> [YOUR INSTRUCTIONS]: Each line should be copied exactly.

..............................

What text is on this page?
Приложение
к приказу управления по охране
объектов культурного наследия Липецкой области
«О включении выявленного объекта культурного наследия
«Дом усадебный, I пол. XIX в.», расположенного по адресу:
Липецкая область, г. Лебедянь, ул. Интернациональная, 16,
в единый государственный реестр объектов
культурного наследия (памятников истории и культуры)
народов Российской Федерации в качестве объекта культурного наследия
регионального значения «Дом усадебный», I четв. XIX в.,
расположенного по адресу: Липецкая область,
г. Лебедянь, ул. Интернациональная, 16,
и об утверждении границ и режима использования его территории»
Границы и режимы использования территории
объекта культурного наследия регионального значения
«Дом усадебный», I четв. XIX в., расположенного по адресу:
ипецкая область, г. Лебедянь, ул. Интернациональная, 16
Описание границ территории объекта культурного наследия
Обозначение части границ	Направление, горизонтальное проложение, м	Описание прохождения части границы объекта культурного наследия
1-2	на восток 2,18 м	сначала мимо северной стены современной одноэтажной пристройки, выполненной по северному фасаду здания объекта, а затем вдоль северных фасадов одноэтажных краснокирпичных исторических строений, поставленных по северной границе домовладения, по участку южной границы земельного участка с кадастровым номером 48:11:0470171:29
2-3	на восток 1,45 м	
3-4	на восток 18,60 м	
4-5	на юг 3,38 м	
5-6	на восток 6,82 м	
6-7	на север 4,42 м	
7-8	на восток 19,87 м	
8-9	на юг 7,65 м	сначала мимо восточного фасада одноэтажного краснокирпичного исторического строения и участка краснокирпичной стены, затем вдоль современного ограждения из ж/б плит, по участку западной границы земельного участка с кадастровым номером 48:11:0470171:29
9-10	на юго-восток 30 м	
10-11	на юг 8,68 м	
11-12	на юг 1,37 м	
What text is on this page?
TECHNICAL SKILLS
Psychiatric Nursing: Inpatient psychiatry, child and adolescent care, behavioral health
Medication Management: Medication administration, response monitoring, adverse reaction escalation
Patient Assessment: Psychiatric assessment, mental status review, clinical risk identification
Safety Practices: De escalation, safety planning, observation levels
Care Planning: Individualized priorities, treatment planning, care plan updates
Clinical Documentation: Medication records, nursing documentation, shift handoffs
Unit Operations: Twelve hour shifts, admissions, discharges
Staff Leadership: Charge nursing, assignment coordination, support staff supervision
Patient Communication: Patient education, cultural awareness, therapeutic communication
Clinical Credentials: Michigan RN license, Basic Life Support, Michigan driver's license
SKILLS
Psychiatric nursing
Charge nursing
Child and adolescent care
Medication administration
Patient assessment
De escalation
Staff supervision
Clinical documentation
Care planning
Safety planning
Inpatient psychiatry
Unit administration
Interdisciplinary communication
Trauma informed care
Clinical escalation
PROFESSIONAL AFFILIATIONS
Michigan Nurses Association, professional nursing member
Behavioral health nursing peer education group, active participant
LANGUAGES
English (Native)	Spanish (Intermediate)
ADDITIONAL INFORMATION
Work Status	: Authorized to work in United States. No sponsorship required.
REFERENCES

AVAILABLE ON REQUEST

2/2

..............................

> [SOLUTION TO THIS TASK]:
What text is on this page?
Приложение
к приказу управления по охране
объектов культурного наследия Липецкой области
«О включении выявленного объекта культурного наследия
«Дом усадебный, I пол. XIX в.», расположенного по адресу:
Липецкая область, г. Лебедянь, ул. Интернациональная, 16,
в единый государственный реестр объектов
культурного наследия (памятников истории и культуры)
народов Российской Федерации в качестве объекта культурного наследия
регионального значения «Дом усадебный», I четв. XIX в.,
расположенного по адресу: Липецкая область,
г. Лебедянь, ул. Интернациональная, 16,
и об утверждении границ и режима использования его территории»
Границы и режимы использования территории
объекта культурного наследия регионального значения
«Дом усадебный», I четв. XIX в., расположенного по адресу:
ипецкая область, г. Лебедянь, ул. Интернациональная, 16
Описание границ территории объекта культурного наследия
Обозначение части границ	Направление, горизонтальное проложение, м	Описание прохождения части границы объекта культурного наследия
1-2	на восток 2,18 м	сначала мимо северной стены современной одноэтажной пристройки, выполненной по северному фасаду здания объекта, а затем вдоль северных фасадов одноэтажных краснокирпичных исторических строений, поставленных по северной границе домовладения, по участку южной границы земельного участка с кадастровым номером 48:11:0470171:29
2-3	на восток 1,45 м	
3-4	на восток 18,60 м	
4-5	на юг 3,38 м	
5-6	на восток 6,82 м	
6-7	на север 4,42 м	
7-8	на восток 19,87 м	
8-9	на юг 7,65 м	сначала мимо восточного фасада одноэтажного краснокирпичного исторического строения и участка краснокирпичной стены, затем вдоль современного ограждения из ж/б плит, по участку западной границы земельного участка с кадастровым номером 48:11:0470171:29
9-10	на юго-восток 30 м	
10-11	на юг 8,68 м	
11-12	на юг 1,37 м	
What text is on this page?
TECHNICAL SKILLS
Psychiatric Nursing: Inpatient psychiatry, child and adolescent care, behavioral health
Medication Management: Medication administration, response monitoring, adverse reaction escalation
Patient Assessment: Psychiatric assessment, mental status review, clinical risk identification
Safety Practices: De escalation, safety planning, observation levels
Care Planning: Individualized priorities, treatment planning, care plan updates
Clinical Documentation: Medication records, nursing documentation, shift handoffs
Unit Operations: Twelve hour shifts, admissions, discharges
Staff Leadership: Charge nursing, assignment coordination, support staff supervision
Patient Communication: Patient education, cultural awareness, therapeutic communication
Clinical Credentials: Michigan RN license, Basic Life Support, Michigan driver's license
SKILLS
Psychiatric nursing
Charge nursing
Child and adolescent care
Medication administration
Patient assessment
De escalation
Staff supervision
Clinical documentation
Care planning
Safety planning
Inpatient psychiatry
Unit administration
Interdisciplinary communication
Trauma informed care
Clinical escalation
PROFESSIONAL AFFILIATIONS
Michigan Nurses Association, professional nursing member
Behavioral health nursing peer education group, active participant
LANGUAGES
English (Native)	Spanish (Intermediate)
ADDITIONAL INFORMATION
Work Status	: Authorized to work in United States. No sponsorship required.
REFERENCES

AVAILABLE ON REQUEST

2/2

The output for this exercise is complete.